(What this task involves):
Wherever "农保C类" appears in a line, list that line.
- - -
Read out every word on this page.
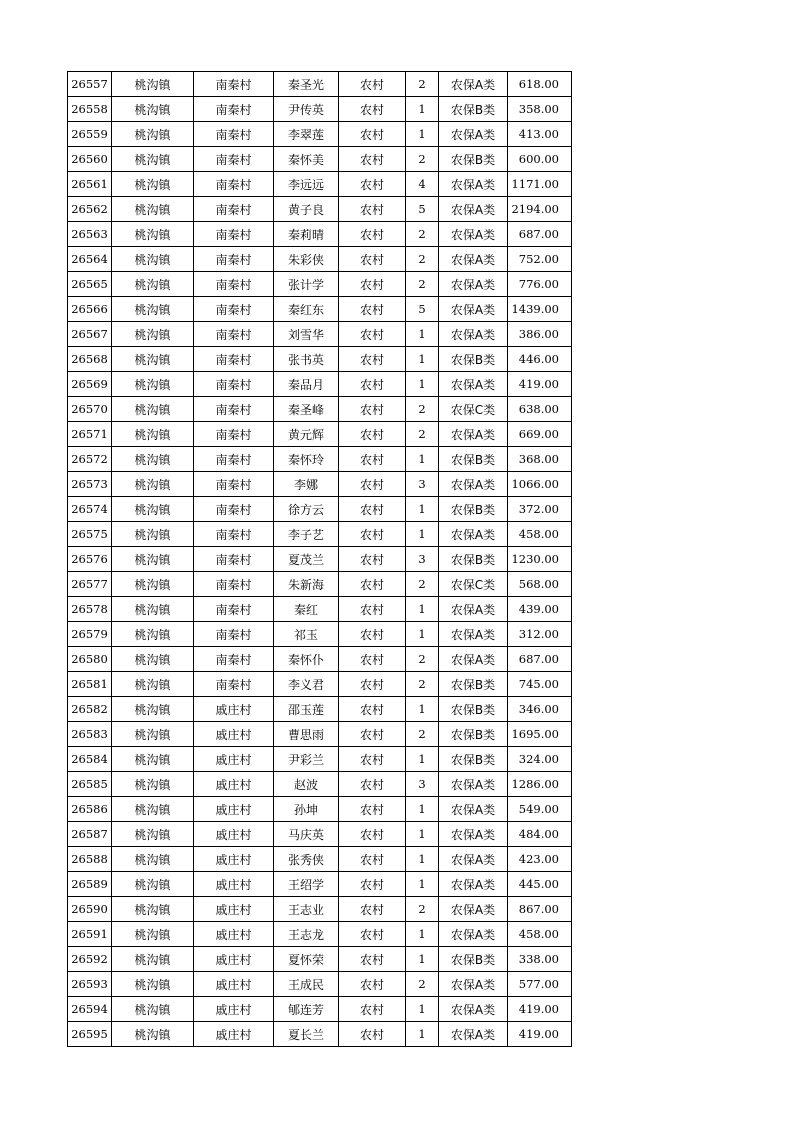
26557	桃沟镇	南秦村	秦圣光	农村	2	农保A类	618.00
26558	桃沟镇	南秦村	尹传英	农村	1	农保B类	358.00
26559	桃沟镇	南秦村	李翠莲	农村	1	农保A类	413.00
26560	桃沟镇	南秦村	秦怀美	农村	2	农保B类	600.00
26561	桃沟镇	南秦村	李远远	农村	4	农保A类	1171.00
26562	桃沟镇	南秦村	黄子良	农村	5	农保A类	2194.00
26563	桃沟镇	南秦村	秦莉晴	农村	2	农保A类	687.00
26564	桃沟镇	南秦村	朱彩侠	农村	2	农保A类	752.00
26565	桃沟镇	南秦村	张计学	农村	2	农保A类	776.00
26566	桃沟镇	南秦村	秦红东	农村	5	农保A类	1439.00
26567	桃沟镇	南秦村	刘雪华	农村	1	农保A类	386.00
26568	桃沟镇	南秦村	张书英	农村	1	农保B类	446.00
26569	桃沟镇	南秦村	秦品月	农村	1	农保A类	419.00
26570	桃沟镇	南秦村	秦圣峰	农村	2	农保C类	638.00
26571	桃沟镇	南秦村	黄元辉	农村	2	农保A类	669.00
26572	桃沟镇	南秦村	秦怀玲	农村	1	农保B类	368.00
26573	桃沟镇	南秦村	李娜	农村	3	农保A类	1066.00
26574	桃沟镇	南秦村	徐方云	农村	1	农保B类	372.00
26575	桃沟镇	南秦村	李子艺	农村	1	农保A类	458.00
26576	桃沟镇	南秦村	夏茂兰	农村	3	农保B类	1230.00
26577	桃沟镇	南秦村	朱新海	农村	2	农保C类	568.00
26578	桃沟镇	南秦村	秦红	农村	1	农保A类	439.00
26579	桃沟镇	南秦村	祁玉	农村	1	农保A类	312.00
26580	桃沟镇	南秦村	秦怀仆	农村	2	农保A类	687.00
26581	桃沟镇	南秦村	李义君	农村	2	农保B类	745.00
26582	桃沟镇	戚庄村	邵玉莲	农村	1	农保B类	346.00
26583	桃沟镇	戚庄村	曹思雨	农村	2	农保B类	1695.00
26584	桃沟镇	戚庄村	尹彩兰	农村	1	农保B类	324.00
26585	桃沟镇	戚庄村	赵波	农村	3	农保A类	1286.00
26586	桃沟镇	戚庄村	孙坤	农村	1	农保A类	549.00
26587	桃沟镇	戚庄村	马庆英	农村	1	农保A类	484.00
26588	桃沟镇	戚庄村	张秀侠	农村	1	农保A类	423.00
26589	桃沟镇	戚庄村	王绍学	农村	1	农保A类	445.00
26590	桃沟镇	戚庄村	王志业	农村	2	农保A类	867.00
26591	桃沟镇	戚庄村	王志龙	农村	1	农保A类	458.00
26592	桃沟镇	戚庄村	夏怀荣	农村	1	农保B类	338.00
26593	桃沟镇	戚庄村	王成民	农村	2	农保A类	577.00
26594	桃沟镇	戚庄村	郇连芳	农村	1	农保A类	419.00
26595	桃沟镇	戚庄村	夏长兰	农村	1	农保A类	419.00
- - -
(The solution):
26570	桃沟镇	南秦村	秦圣峰	农村	2	农保C类	638.00
26577	桃沟镇	南秦村	朱新海	农村	2	农保C类	568.00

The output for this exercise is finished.